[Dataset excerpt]
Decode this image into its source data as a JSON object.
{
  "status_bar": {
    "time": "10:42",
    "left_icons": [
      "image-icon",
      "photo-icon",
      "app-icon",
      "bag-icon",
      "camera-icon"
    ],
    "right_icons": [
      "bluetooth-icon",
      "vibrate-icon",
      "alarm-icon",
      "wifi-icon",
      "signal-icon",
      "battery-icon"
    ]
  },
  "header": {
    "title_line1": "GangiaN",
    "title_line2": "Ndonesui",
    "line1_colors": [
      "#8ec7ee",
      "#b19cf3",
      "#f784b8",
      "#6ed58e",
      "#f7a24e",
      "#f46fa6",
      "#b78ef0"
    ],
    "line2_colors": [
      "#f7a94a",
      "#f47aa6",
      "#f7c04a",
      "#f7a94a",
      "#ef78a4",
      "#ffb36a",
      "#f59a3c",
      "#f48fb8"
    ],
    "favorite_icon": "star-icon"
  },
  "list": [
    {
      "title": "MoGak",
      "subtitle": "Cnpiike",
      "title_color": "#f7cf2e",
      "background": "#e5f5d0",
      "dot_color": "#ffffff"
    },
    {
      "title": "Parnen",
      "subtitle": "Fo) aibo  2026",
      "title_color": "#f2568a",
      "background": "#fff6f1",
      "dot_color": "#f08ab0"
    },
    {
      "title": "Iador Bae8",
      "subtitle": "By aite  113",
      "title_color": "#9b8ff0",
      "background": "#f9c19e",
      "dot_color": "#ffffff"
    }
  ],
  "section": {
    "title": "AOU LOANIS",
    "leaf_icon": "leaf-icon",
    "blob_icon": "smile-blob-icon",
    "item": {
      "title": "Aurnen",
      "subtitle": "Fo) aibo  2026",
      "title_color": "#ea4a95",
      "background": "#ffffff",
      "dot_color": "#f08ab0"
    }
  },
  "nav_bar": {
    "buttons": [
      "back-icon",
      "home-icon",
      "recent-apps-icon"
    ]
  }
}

==

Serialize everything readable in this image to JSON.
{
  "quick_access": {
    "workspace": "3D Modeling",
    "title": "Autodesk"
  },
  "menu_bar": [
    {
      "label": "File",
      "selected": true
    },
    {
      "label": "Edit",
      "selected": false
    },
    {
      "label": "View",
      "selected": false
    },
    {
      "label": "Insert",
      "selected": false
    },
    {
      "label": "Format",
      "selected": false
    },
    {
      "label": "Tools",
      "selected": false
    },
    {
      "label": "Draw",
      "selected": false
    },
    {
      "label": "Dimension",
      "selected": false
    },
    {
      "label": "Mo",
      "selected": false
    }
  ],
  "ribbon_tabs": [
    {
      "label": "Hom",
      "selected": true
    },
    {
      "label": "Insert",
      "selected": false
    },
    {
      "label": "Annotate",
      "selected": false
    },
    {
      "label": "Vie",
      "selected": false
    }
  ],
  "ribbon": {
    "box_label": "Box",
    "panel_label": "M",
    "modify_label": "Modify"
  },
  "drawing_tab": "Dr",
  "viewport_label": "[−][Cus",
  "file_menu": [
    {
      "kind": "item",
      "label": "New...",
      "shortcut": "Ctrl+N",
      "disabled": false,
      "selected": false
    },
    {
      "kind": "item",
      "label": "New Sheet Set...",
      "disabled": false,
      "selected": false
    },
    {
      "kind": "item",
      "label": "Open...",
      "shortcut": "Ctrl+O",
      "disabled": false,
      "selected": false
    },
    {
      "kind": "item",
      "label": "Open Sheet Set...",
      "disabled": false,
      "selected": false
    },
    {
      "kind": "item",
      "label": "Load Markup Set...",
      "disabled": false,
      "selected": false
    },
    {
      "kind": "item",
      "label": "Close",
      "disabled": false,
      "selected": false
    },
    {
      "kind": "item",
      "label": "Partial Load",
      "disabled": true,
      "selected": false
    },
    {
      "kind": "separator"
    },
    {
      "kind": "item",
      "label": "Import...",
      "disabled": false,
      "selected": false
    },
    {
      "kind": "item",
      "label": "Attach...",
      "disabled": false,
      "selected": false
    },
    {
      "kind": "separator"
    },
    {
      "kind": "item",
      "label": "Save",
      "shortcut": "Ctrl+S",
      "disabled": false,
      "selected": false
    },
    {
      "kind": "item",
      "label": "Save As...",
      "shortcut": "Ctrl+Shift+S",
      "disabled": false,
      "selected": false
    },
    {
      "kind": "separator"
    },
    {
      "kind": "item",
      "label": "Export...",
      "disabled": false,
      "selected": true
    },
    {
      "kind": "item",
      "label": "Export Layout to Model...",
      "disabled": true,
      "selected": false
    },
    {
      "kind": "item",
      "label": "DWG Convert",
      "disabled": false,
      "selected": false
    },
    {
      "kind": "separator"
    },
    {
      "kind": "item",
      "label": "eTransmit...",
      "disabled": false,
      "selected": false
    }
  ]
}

▸ **Written request**: Review the material and copy each line in which the word "image" appears.

▸ **Task answer**:
Decode this image into its source data as a JSON object.
      "image-icon",
Serialize everything readable in this image to JSON.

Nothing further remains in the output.